What is being asked: Leave out the images; return the rest of the data exactly.

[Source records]

——————————

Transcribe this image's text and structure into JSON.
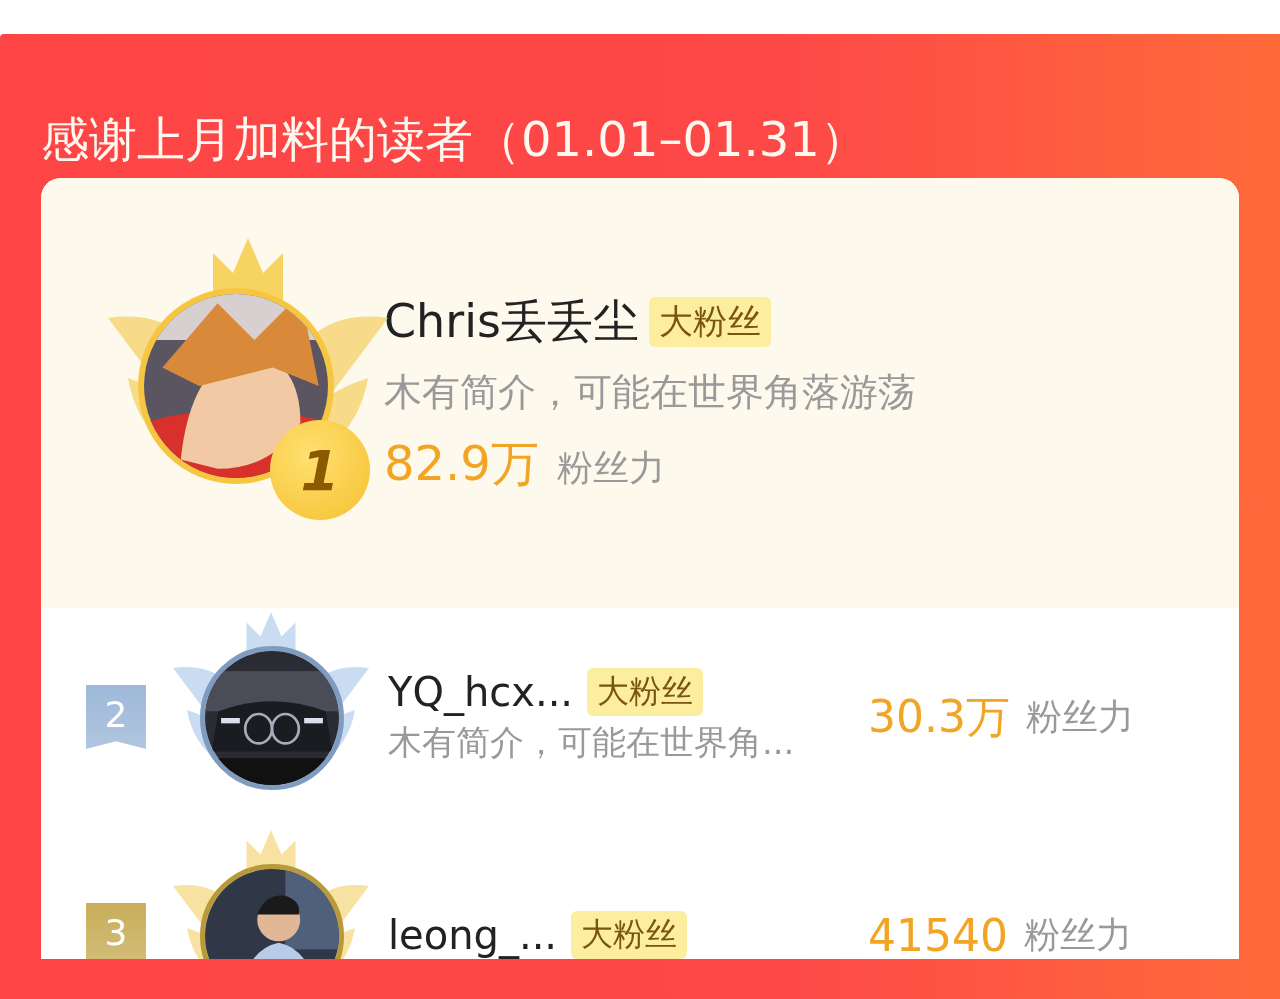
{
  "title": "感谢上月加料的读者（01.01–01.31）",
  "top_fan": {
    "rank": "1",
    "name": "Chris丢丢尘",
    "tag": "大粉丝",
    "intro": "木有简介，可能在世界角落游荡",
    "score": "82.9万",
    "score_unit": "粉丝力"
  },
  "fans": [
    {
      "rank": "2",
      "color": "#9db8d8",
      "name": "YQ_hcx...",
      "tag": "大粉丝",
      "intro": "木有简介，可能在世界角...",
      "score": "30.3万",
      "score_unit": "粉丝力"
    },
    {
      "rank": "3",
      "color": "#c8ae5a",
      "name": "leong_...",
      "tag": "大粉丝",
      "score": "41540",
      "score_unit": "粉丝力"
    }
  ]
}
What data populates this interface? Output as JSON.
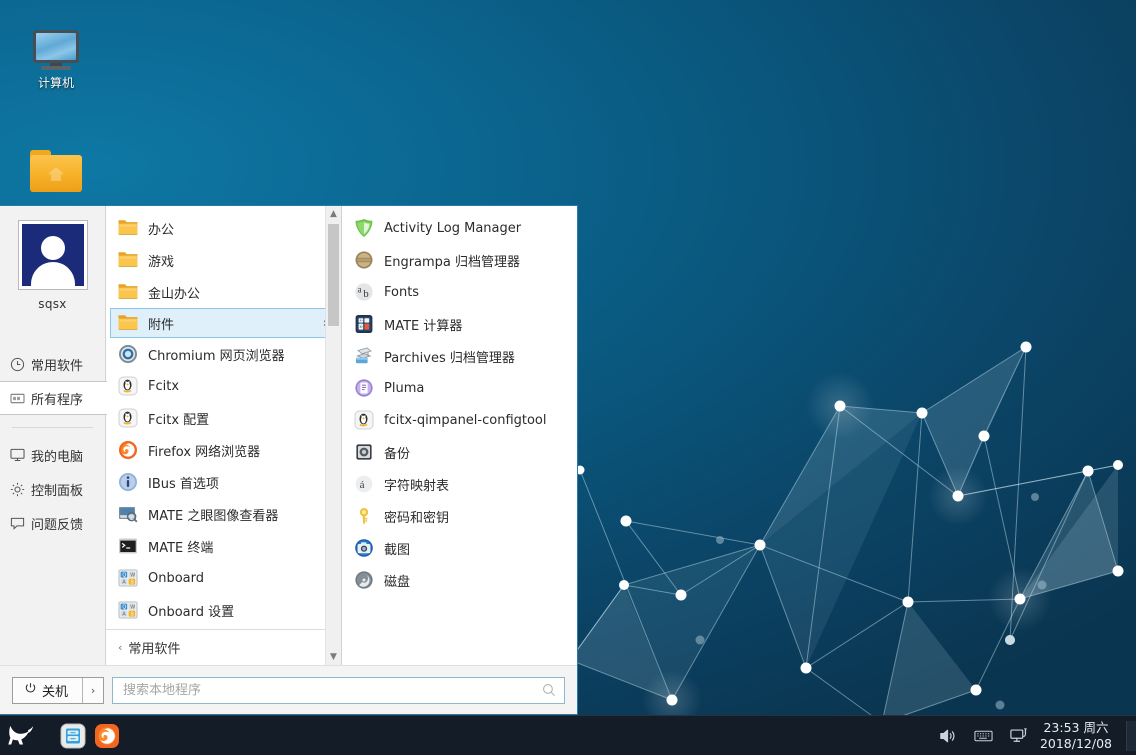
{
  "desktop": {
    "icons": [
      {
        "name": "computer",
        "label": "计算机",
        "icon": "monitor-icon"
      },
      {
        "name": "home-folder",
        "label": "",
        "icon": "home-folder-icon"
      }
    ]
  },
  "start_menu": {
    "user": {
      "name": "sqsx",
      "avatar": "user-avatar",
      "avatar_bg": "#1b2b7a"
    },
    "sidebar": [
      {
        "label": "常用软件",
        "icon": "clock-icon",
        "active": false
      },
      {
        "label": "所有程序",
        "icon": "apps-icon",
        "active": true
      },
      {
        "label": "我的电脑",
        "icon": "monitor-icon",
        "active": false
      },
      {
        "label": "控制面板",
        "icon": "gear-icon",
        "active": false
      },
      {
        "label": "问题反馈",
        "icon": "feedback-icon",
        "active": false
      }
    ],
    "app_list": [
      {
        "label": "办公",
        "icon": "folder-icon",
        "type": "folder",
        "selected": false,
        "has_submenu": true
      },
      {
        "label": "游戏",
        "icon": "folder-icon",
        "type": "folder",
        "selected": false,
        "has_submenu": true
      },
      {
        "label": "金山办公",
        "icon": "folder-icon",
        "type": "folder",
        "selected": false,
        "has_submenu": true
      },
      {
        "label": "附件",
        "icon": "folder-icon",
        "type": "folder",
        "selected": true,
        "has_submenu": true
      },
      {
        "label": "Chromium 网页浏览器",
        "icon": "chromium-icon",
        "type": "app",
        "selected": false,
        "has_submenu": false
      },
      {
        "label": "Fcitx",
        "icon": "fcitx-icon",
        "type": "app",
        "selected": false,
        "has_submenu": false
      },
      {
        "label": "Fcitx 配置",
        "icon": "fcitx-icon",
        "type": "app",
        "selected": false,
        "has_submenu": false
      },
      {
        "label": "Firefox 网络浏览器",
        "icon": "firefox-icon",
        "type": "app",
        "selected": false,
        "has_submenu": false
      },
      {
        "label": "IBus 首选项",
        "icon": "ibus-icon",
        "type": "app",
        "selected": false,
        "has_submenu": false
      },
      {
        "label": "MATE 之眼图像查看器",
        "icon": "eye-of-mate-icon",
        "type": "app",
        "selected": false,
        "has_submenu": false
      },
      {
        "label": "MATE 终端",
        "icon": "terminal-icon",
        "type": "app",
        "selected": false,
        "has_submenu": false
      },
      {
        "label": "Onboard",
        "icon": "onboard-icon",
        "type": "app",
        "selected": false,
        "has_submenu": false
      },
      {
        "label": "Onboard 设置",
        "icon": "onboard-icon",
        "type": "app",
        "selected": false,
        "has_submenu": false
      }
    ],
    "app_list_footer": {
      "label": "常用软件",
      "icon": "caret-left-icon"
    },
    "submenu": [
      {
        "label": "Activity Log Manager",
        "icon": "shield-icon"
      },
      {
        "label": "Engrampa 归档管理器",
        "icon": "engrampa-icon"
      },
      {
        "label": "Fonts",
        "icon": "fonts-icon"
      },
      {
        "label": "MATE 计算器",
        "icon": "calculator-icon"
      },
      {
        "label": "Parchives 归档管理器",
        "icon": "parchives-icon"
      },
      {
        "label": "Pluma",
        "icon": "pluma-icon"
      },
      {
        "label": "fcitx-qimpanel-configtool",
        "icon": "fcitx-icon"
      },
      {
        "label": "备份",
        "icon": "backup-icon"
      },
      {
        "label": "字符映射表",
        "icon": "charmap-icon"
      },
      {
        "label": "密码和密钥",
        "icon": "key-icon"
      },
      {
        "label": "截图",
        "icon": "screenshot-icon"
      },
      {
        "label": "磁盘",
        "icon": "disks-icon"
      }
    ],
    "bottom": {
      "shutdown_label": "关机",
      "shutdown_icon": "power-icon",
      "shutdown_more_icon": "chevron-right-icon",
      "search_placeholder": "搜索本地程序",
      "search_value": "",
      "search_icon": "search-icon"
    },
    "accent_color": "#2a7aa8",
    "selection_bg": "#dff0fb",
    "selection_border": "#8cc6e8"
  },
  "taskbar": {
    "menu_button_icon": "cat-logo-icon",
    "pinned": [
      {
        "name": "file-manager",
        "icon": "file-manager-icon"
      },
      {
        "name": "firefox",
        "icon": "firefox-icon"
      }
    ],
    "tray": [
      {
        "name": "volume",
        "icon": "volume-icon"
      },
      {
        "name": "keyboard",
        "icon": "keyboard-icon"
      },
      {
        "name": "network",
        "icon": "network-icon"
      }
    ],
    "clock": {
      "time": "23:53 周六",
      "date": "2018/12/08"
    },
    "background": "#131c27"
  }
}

——————————

Written solution:
Transcribe this image's text and structure into JSON.
{
  "title": "感谢上月加料的读者（01.01–01.31）",
  "top_fan": {
    "rank": "1",
    "name": "Chris丢丢尘",
    "tag": "大粉丝",
    "intro": "木有简介，可能在世界角落游荡",
    "score": "82.9万",
    "score_unit": "粉丝力"
  },
  "fans": [
    {
      "rank": "2",
      "color": "#9db8d8",
      "name": "YQ_hcx...",
      "tag": "大粉丝",
      "intro": "木有简介，可能在世界角...",
      "score": "30.3万",
      "score_unit": "粉丝力"
    },
    {
      "rank": "3",
      "color": "#c8ae5a",
      "name": "leong_...",
      "tag": "大粉丝",
      "score": "41540",
      "score_unit": "粉丝力"
    }
  ]
}
What data populates this interface? Output as JSON.
{
  "desktop": {
    "icons": [
      {
        "name": "computer",
        "label": "计算机",
        "icon": "monitor-icon"
      },
      {
        "name": "home-folder",
        "label": "",
        "icon": "home-folder-icon"
      }
    ]
  },
  "start_menu": {
    "user": {
      "name": "sqsx",
      "avatar": "user-avatar",
      "avatar_bg": "#1b2b7a"
    },
    "sidebar": [
      {
        "label": "常用软件",
        "icon": "clock-icon",
        "active": false
      },
      {
        "label": "所有程序",
        "icon": "apps-icon",
        "active": true
      },
      {
        "label": "我的电脑",
        "icon": "monitor-icon",
        "active": false
      },
      {
        "label": "控制面板",
        "icon": "gear-icon",
        "active": false
      },
      {
        "label": "问题反馈",
        "icon": "feedback-icon",
        "active": false
      }
    ],
    "app_list": [
      {
        "label": "办公",
        "icon": "folder-icon",
        "type": "folder",
        "selected": false,
        "has_submenu": true
      },
      {
        "label": "游戏",
        "icon": "folder-icon",
        "type": "folder",
        "selected": false,
        "has_submenu": true
      },
      {
        "label": "金山办公",
        "icon": "folder-icon",
        "type": "folder",
        "selected": false,
        "has_submenu": true
      },
      {
        "label": "附件",
        "icon": "folder-icon",
        "type": "folder",
        "selected": true,
        "has_submenu": true
      },
      {
        "label": "Chromium 网页浏览器",
        "icon": "chromium-icon",
        "type": "app",
        "selected": false,
        "has_submenu": false
      },
      {
        "label": "Fcitx",
        "icon": "fcitx-icon",
        "type": "app",
        "selected": false,
        "has_submenu": false
      },
      {
        "label": "Fcitx 配置",
        "icon": "fcitx-icon",
        "type": "app",
        "selected": false,
        "has_submenu": false
      },
      {
        "label": "Firefox 网络浏览器",
        "icon": "firefox-icon",
        "type": "app",
        "selected": false,
        "has_submenu": false
      },
      {
        "label": "IBus 首选项",
        "icon": "ibus-icon",
        "type": "app",
        "selected": false,
        "has_submenu": false
      },
      {
        "label": "MATE 之眼图像查看器",
        "icon": "eye-of-mate-icon",
        "type": "app",
        "selected": false,
        "has_submenu": false
      },
      {
        "label": "MATE 终端",
        "icon": "terminal-icon",
        "type": "app",
        "selected": false,
        "has_submenu": false
      },
      {
        "label": "Onboard",
        "icon": "onboard-icon",
        "type": "app",
        "selected": false,
        "has_submenu": false
      },
      {
        "label": "Onboard 设置",
        "icon": "onboard-icon",
        "type": "app",
        "selected": false,
        "has_submenu": false
      }
    ],
    "app_list_footer": {
      "label": "常用软件",
      "icon": "caret-left-icon"
    },
    "submenu": [
      {
        "label": "Activity Log Manager",
        "icon": "shield-icon"
      },
      {
        "label": "Engrampa 归档管理器",
        "icon": "engrampa-icon"
      },
      {
        "label": "Fonts",
        "icon": "fonts-icon"
      },
      {
        "label": "MATE 计算器",
        "icon": "calculator-icon"
      },
      {
        "label": "Parchives 归档管理器",
        "icon": "parchives-icon"
      },
      {
        "label": "Pluma",
        "icon": "pluma-icon"
      },
      {
        "label": "fcitx-qimpanel-configtool",
        "icon": "fcitx-icon"
      },
      {
        "label": "备份",
        "icon": "backup-icon"
      },
      {
        "label": "字符映射表",
        "icon": "charmap-icon"
      },
      {
        "label": "密码和密钥",
        "icon": "key-icon"
      },
      {
        "label": "截图",
        "icon": "screenshot-icon"
      },
      {
        "label": "磁盘",
        "icon": "disks-icon"
      }
    ],
    "bottom": {
      "shutdown_label": "关机",
      "shutdown_icon": "power-icon",
      "shutdown_more_icon": "chevron-right-icon",
      "search_placeholder": "搜索本地程序",
      "search_value": "",
      "search_icon": "search-icon"
    },
    "accent_color": "#2a7aa8",
    "selection_bg": "#dff0fb",
    "selection_border": "#8cc6e8"
  },
  "taskbar": {
    "menu_button_icon": "cat-logo-icon",
    "pinned": [
      {
        "name": "file-manager",
        "icon": "file-manager-icon"
      },
      {
        "name": "firefox",
        "icon": "firefox-icon"
      }
    ],
    "tray": [
      {
        "name": "volume",
        "icon": "volume-icon"
      },
      {
        "name": "keyboard",
        "icon": "keyboard-icon"
      },
      {
        "name": "network",
        "icon": "network-icon"
      }
    ],
    "clock": {
      "time": "23:53 周六",
      "date": "2018/12/08"
    },
    "background": "#131c27"
  }
}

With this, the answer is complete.